┏━━

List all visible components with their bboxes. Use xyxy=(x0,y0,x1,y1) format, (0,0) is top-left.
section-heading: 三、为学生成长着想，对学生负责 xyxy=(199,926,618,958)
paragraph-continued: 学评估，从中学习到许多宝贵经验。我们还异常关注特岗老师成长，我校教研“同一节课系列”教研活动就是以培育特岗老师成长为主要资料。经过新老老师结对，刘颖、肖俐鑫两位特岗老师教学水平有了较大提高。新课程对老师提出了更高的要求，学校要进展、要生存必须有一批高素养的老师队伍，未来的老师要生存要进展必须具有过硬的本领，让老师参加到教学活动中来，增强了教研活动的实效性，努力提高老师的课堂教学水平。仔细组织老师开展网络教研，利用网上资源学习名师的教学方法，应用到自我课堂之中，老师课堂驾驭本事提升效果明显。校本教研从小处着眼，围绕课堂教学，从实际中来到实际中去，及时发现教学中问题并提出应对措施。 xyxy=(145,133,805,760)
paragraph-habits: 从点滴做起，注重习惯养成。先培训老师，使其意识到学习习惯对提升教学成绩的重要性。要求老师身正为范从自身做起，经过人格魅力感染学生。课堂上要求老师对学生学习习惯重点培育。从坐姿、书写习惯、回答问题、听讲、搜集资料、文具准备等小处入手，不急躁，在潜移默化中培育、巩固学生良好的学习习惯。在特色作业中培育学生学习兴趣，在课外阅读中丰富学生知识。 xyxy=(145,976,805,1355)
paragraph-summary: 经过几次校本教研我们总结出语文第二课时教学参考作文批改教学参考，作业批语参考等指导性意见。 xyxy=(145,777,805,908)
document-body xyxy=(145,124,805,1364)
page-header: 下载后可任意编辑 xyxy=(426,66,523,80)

┗━━

WHAT IS REQUIRED » Write out every line of the entries above character for character, with nothing changed or left out.

FINAL RESULT »
List all visible components with their bboxes. Use xyxy=(x0,y0,x1,y1) format, (0,0) is top-left.
section-heading: 三、为学生成长着想，对学生负责 xyxy=(199,926,618,958)
paragraph-continued: 学评估，从中学习到许多宝贵经验。我们还异常关注特岗老师成长，我校教研“同一节课系列”教研活动就是以培育特岗老师成长为主要资料。经过新老老师结对，刘颖、肖俐鑫两位特岗老师教学水平有了较大提高。新课程对老师提出了更高的要求，学校要进展、要生存必须有一批高素养的老师队伍，未来的老师要生存要进展必须具有过硬的本领，让老师参加到教学活动中来，增强了教研活动的实效性，努力提高老师的课堂教学水平。仔细组织老师开展网络教研，利用网上资源学习名师的教学方法，应用到自我课堂之中，老师课堂驾驭本事提升效果明显。校本教研从小处着眼，围绕课堂教学，从实际中来到实际中去，及时发现教学中问题并提出应对措施。 xyxy=(145,133,805,760)
paragraph-habits: 从点滴做起，注重习惯养成。先培训老师，使其意识到学习习惯对提升教学成绩的重要性。要求老师身正为范从自身做起，经过人格魅力感染学生。课堂上要求老师对学生学习习惯重点培育。从坐姿、书写习惯、回答问题、听讲、搜集资料、文具准备等小处入手，不急躁，在潜移默化中培育、巩固学生良好的学习习惯。在特色作业中培育学生学习兴趣，在课外阅读中丰富学生知识。 xyxy=(145,976,805,1355)
paragraph-summary: 经过几次校本教研我们总结出语文第二课时教学参考作文批改教学参考，作业批语参考等指导性意见。 xyxy=(145,777,805,908)
document-body xyxy=(145,124,805,1364)
page-header: 下载后可任意编辑 xyxy=(426,66,523,80)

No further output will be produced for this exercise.